Problem details: Copy every line from the records below that holds the word "Peak".

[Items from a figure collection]
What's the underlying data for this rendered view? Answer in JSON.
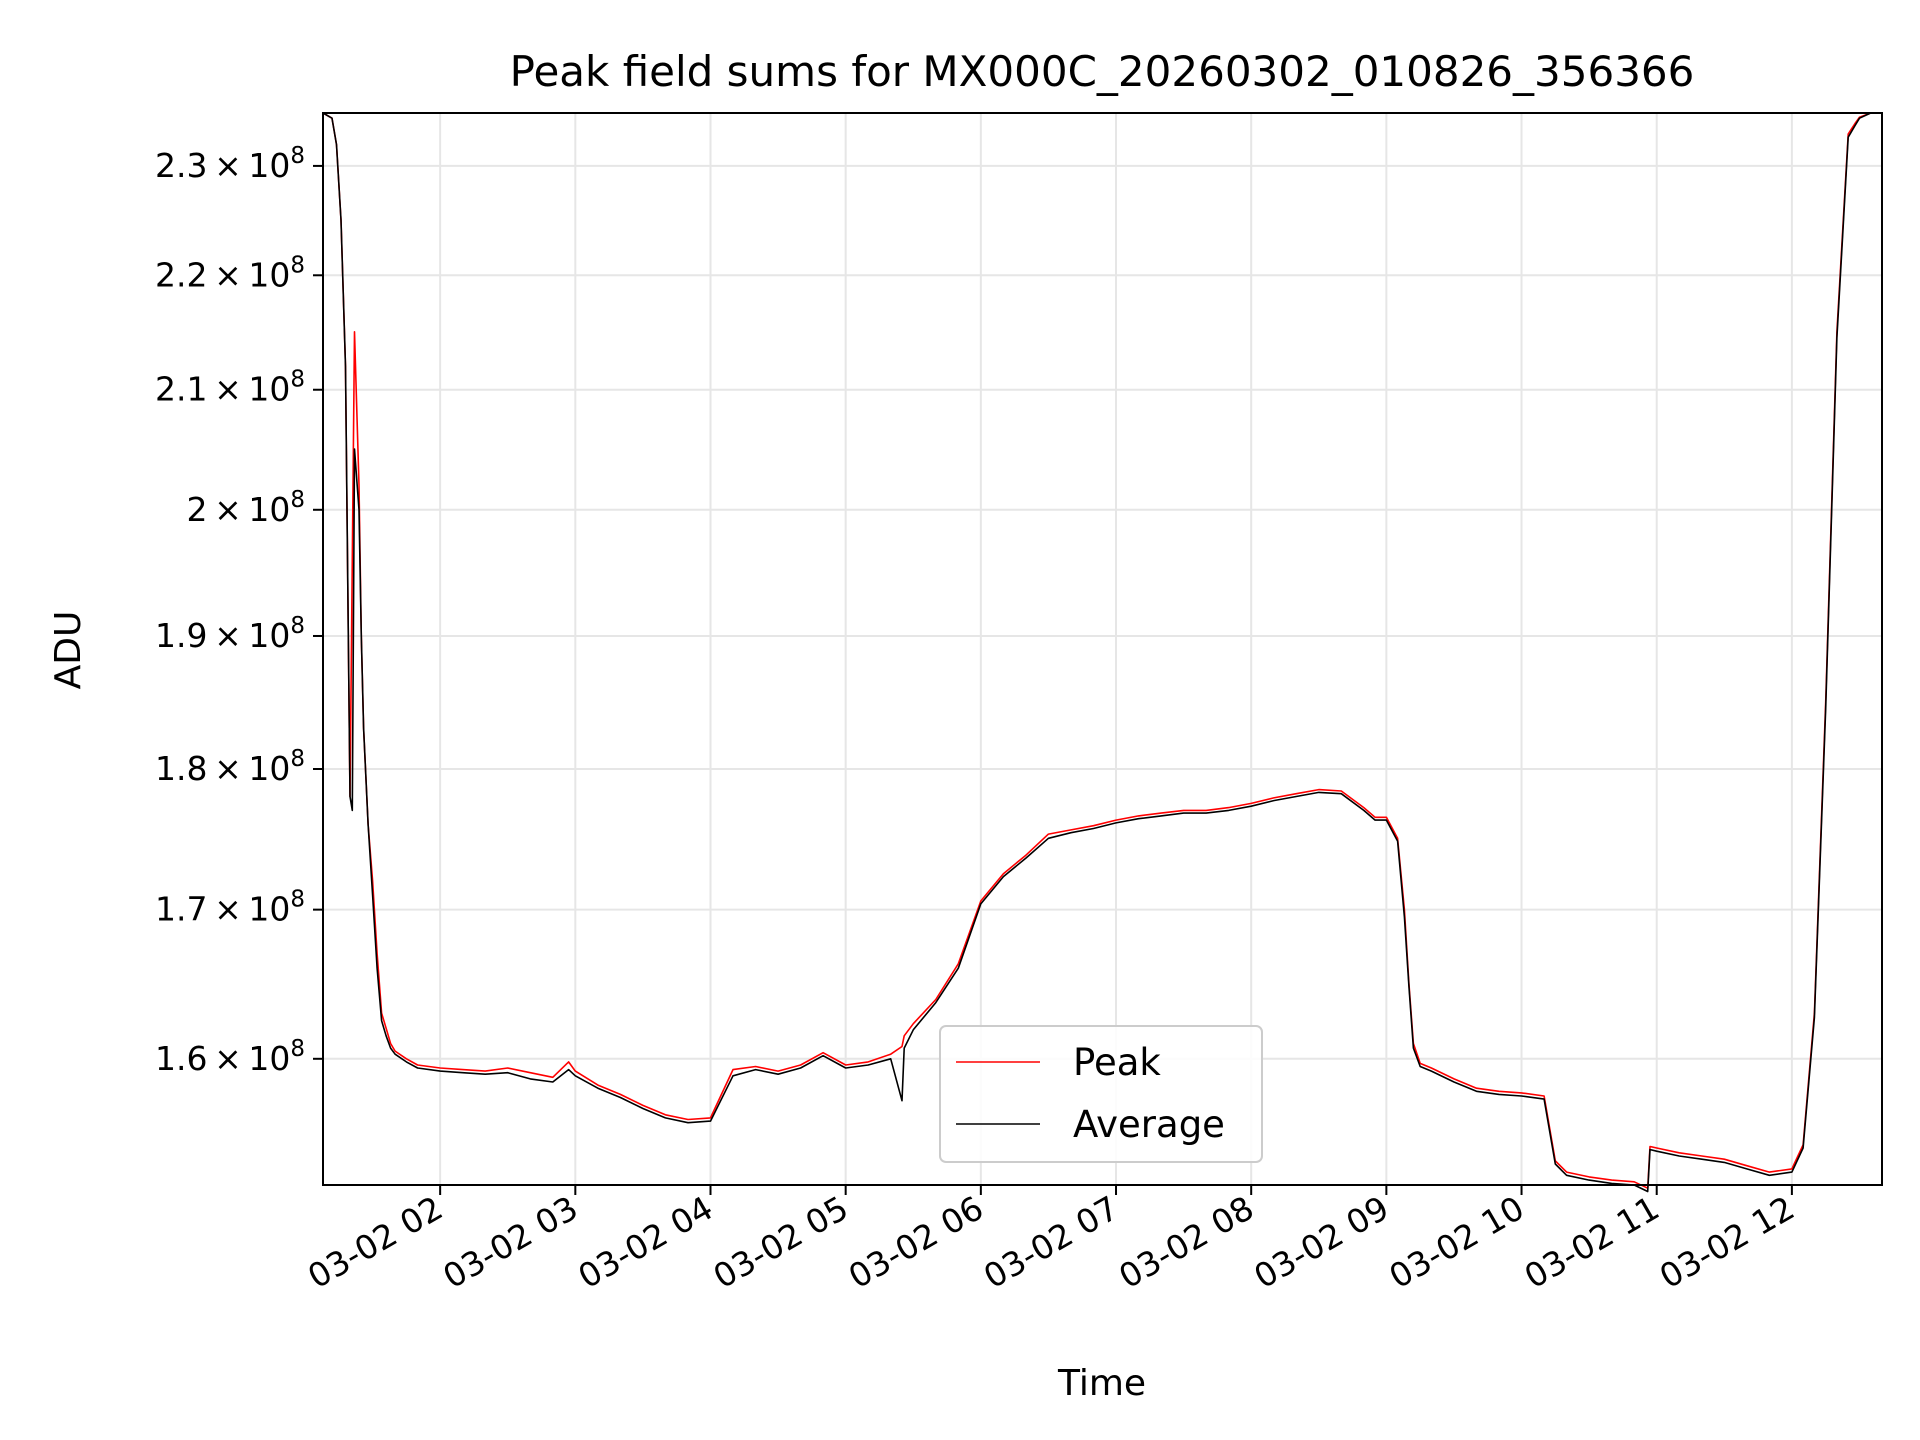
{
  "chart_data": {
    "type": "line",
    "title": "Peak field sums for MX000C_20260302_010826_356366",
    "xlabel": "Time",
    "ylabel": "ADU",
    "xlim": [
      "03-02 01:08",
      "03-02 12:40"
    ],
    "ylim": [
      152000000,
      235000000
    ],
    "yscale": "log",
    "grid": true,
    "legend_position": "lower-center",
    "x_ticks": [
      "03-02 02",
      "03-02 03",
      "03-02 04",
      "03-02 05",
      "03-02 06",
      "03-02 07",
      "03-02 08",
      "03-02 09",
      "03-02 10",
      "03-02 11",
      "03-02 12"
    ],
    "x_tick_values": [
      "03-02 02:00",
      "03-02 03:00",
      "03-02 04:00",
      "03-02 05:00",
      "03-02 06:00",
      "03-02 07:00",
      "03-02 08:00",
      "03-02 09:00",
      "03-02 10:00",
      "03-02 11:00",
      "03-02 12:00"
    ],
    "y_ticks": [
      {
        "value": 230000000,
        "mantissa": "2.3",
        "exp": "8"
      },
      {
        "value": 220000000,
        "mantissa": "2.2",
        "exp": "8"
      },
      {
        "value": 210000000,
        "mantissa": "2.1",
        "exp": "8"
      },
      {
        "value": 200000000,
        "mantissa": "2",
        "exp": "8"
      },
      {
        "value": 190000000,
        "mantissa": "1.9",
        "exp": "8"
      },
      {
        "value": 180000000,
        "mantissa": "1.8",
        "exp": "8"
      },
      {
        "value": 170000000,
        "mantissa": "1.7",
        "exp": "8"
      },
      {
        "value": 160000000,
        "mantissa": "1.6",
        "exp": "8"
      }
    ],
    "series": [
      {
        "name": "Peak",
        "color": "#ff0000",
        "x": [
          "03-02 01:08",
          "03-02 01:12",
          "03-02 01:14",
          "03-02 01:16",
          "03-02 01:18",
          "03-02 01:20",
          "03-02 01:22",
          "03-02 01:24",
          "03-02 01:25",
          "03-02 01:26",
          "03-02 01:28",
          "03-02 01:30",
          "03-02 01:32",
          "03-02 01:34",
          "03-02 01:36",
          "03-02 01:38",
          "03-02 01:40",
          "03-02 01:45",
          "03-02 01:50",
          "03-02 02:00",
          "03-02 02:10",
          "03-02 02:20",
          "03-02 02:30",
          "03-02 02:40",
          "03-02 02:50",
          "03-02 02:57",
          "03-02 03:00",
          "03-02 03:10",
          "03-02 03:20",
          "03-02 03:30",
          "03-02 03:40",
          "03-02 03:50",
          "03-02 04:00",
          "03-02 04:10",
          "03-02 04:20",
          "03-02 04:30",
          "03-02 04:40",
          "03-02 04:50",
          "03-02 05:00",
          "03-02 05:10",
          "03-02 05:20",
          "03-02 05:25",
          "03-02 05:26",
          "03-02 05:30",
          "03-02 05:40",
          "03-02 05:50",
          "03-02 06:00",
          "03-02 06:10",
          "03-02 06:20",
          "03-02 06:30",
          "03-02 06:40",
          "03-02 06:50",
          "03-02 07:00",
          "03-02 07:10",
          "03-02 07:20",
          "03-02 07:30",
          "03-02 07:40",
          "03-02 07:50",
          "03-02 08:00",
          "03-02 08:10",
          "03-02 08:20",
          "03-02 08:30",
          "03-02 08:40",
          "03-02 08:50",
          "03-02 08:55",
          "03-02 09:00",
          "03-02 09:05",
          "03-02 09:08",
          "03-02 09:10",
          "03-02 09:12",
          "03-02 09:15",
          "03-02 09:20",
          "03-02 09:30",
          "03-02 09:40",
          "03-02 09:50",
          "03-02 10:00",
          "03-02 10:10",
          "03-02 10:15",
          "03-02 10:20",
          "03-02 10:30",
          "03-02 10:40",
          "03-02 10:50",
          "03-02 10:56",
          "03-02 10:57",
          "03-02 11:00",
          "03-02 11:10",
          "03-02 11:20",
          "03-02 11:30",
          "03-02 11:40",
          "03-02 11:50",
          "03-02 12:00",
          "03-02 12:05",
          "03-02 12:10",
          "03-02 12:15",
          "03-02 12:20",
          "03-02 12:25",
          "03-02 12:28",
          "03-02 12:30",
          "03-02 12:35",
          "03-02 12:40"
        ],
        "y": [
          235000000,
          234500000,
          232000000,
          225000000,
          212000000,
          178000000,
          215000000,
          202000000,
          190000000,
          183000000,
          176000000,
          172000000,
          167000000,
          163000000,
          162000000,
          161000000,
          160500000,
          160000000,
          159600000,
          159400000,
          159300000,
          159200000,
          159400000,
          159100000,
          158800000,
          159800000,
          159200000,
          158300000,
          157700000,
          157000000,
          156400000,
          156100000,
          156200000,
          159300000,
          159500000,
          159200000,
          159600000,
          160400000,
          159600000,
          159800000,
          160300000,
          160800000,
          161500000,
          162300000,
          163900000,
          166300000,
          170600000,
          172500000,
          173800000,
          175300000,
          175600000,
          175900000,
          176300000,
          176600000,
          176800000,
          177000000,
          177000000,
          177200000,
          177500000,
          177900000,
          178200000,
          178500000,
          178400000,
          177200000,
          176500000,
          176500000,
          175000000,
          170000000,
          165000000,
          161000000,
          159700000,
          159400000,
          158700000,
          158100000,
          157900000,
          157800000,
          157600000,
          153500000,
          152800000,
          152500000,
          152300000,
          152200000,
          151800000,
          154400000,
          154300000,
          154000000,
          153800000,
          153600000,
          153200000,
          152800000,
          153000000,
          154500000,
          163000000,
          185000000,
          215000000,
          233000000,
          234000000,
          234600000,
          235000000,
          235000000
        ]
      },
      {
        "name": "Average",
        "color": "#000000",
        "x": [
          "03-02 01:08",
          "03-02 01:12",
          "03-02 01:14",
          "03-02 01:16",
          "03-02 01:18",
          "03-02 01:20",
          "03-02 01:21",
          "03-02 01:22",
          "03-02 01:24",
          "03-02 01:25",
          "03-02 01:26",
          "03-02 01:28",
          "03-02 01:30",
          "03-02 01:32",
          "03-02 01:34",
          "03-02 01:36",
          "03-02 01:38",
          "03-02 01:40",
          "03-02 01:45",
          "03-02 01:50",
          "03-02 02:00",
          "03-02 02:10",
          "03-02 02:20",
          "03-02 02:30",
          "03-02 02:40",
          "03-02 02:50",
          "03-02 02:57",
          "03-02 03:00",
          "03-02 03:10",
          "03-02 03:20",
          "03-02 03:30",
          "03-02 03:40",
          "03-02 03:50",
          "03-02 04:00",
          "03-02 04:10",
          "03-02 04:20",
          "03-02 04:30",
          "03-02 04:40",
          "03-02 04:50",
          "03-02 05:00",
          "03-02 05:10",
          "03-02 05:20",
          "03-02 05:25",
          "03-02 05:26",
          "03-02 05:30",
          "03-02 05:40",
          "03-02 05:50",
          "03-02 06:00",
          "03-02 06:10",
          "03-02 06:20",
          "03-02 06:30",
          "03-02 06:40",
          "03-02 06:50",
          "03-02 07:00",
          "03-02 07:10",
          "03-02 07:20",
          "03-02 07:30",
          "03-02 07:40",
          "03-02 07:50",
          "03-02 08:00",
          "03-02 08:10",
          "03-02 08:20",
          "03-02 08:30",
          "03-02 08:40",
          "03-02 08:50",
          "03-02 08:55",
          "03-02 09:00",
          "03-02 09:05",
          "03-02 09:08",
          "03-02 09:10",
          "03-02 09:12",
          "03-02 09:15",
          "03-02 09:20",
          "03-02 09:30",
          "03-02 09:40",
          "03-02 09:50",
          "03-02 10:00",
          "03-02 10:10",
          "03-02 10:15",
          "03-02 10:20",
          "03-02 10:30",
          "03-02 10:40",
          "03-02 10:50",
          "03-02 10:56",
          "03-02 10:57",
          "03-02 11:00",
          "03-02 11:10",
          "03-02 11:20",
          "03-02 11:30",
          "03-02 11:40",
          "03-02 11:50",
          "03-02 12:00",
          "03-02 12:05",
          "03-02 12:10",
          "03-02 12:15",
          "03-02 12:20",
          "03-02 12:25",
          "03-02 12:28",
          "03-02 12:30",
          "03-02 12:35",
          "03-02 12:40"
        ],
        "y": [
          235000000,
          234500000,
          232000000,
          225000000,
          212000000,
          178000000,
          177000000,
          205000000,
          200000000,
          190000000,
          183000000,
          176000000,
          171000000,
          166000000,
          162500000,
          161500000,
          160700000,
          160300000,
          159800000,
          159400000,
          159200000,
          159100000,
          159000000,
          159100000,
          158700000,
          158500000,
          159300000,
          158900000,
          158100000,
          157500000,
          156800000,
          156200000,
          155900000,
          156000000,
          158900000,
          159300000,
          159000000,
          159400000,
          160200000,
          159400000,
          159600000,
          160000000,
          157300000,
          160700000,
          161900000,
          163700000,
          166000000,
          170400000,
          172300000,
          173600000,
          175000000,
          175400000,
          175700000,
          176100000,
          176400000,
          176600000,
          176800000,
          176800000,
          177000000,
          177300000,
          177700000,
          178000000,
          178300000,
          178200000,
          177000000,
          176300000,
          176300000,
          174800000,
          169500000,
          164800000,
          160700000,
          159500000,
          159200000,
          158500000,
          157900000,
          157700000,
          157600000,
          157400000,
          153300000,
          152600000,
          152300000,
          152100000,
          152000000,
          151600000,
          154200000,
          154100000,
          153800000,
          153600000,
          153400000,
          153000000,
          152600000,
          152800000,
          154300000,
          162700000,
          184500000,
          214500000,
          232700000,
          233800000,
          234500000,
          235000000,
          235000000
        ]
      }
    ]
  }
}
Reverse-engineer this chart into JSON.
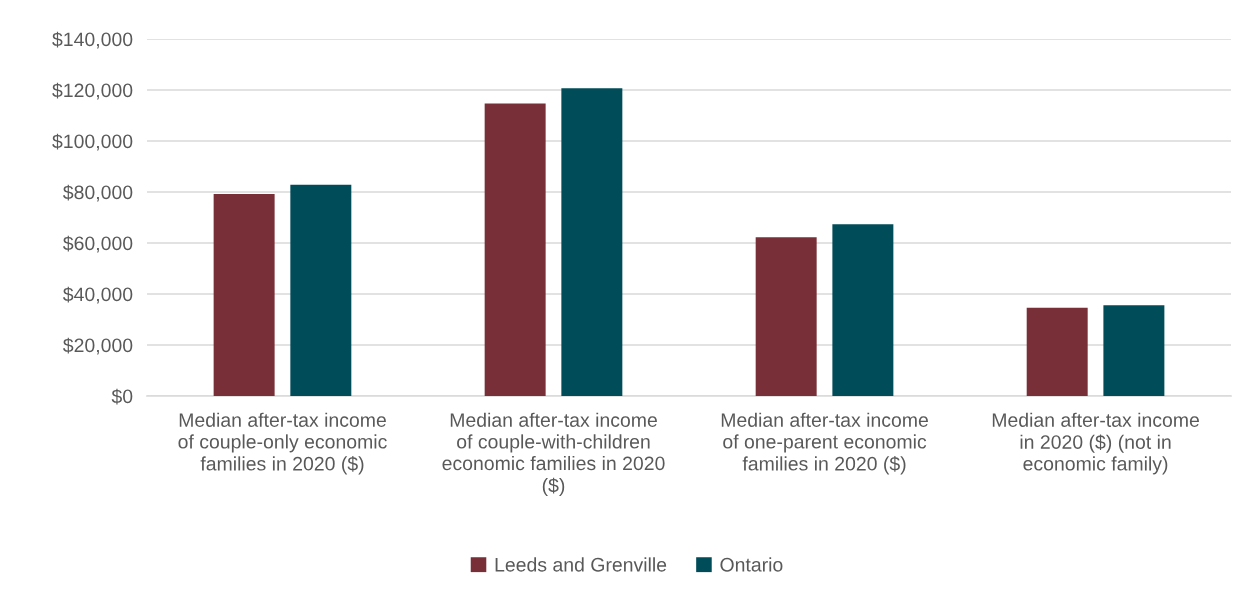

Reply to the task:
    "title": "Peak field sums for MX000C_20260302_010826_356366",
        "name": "Peak",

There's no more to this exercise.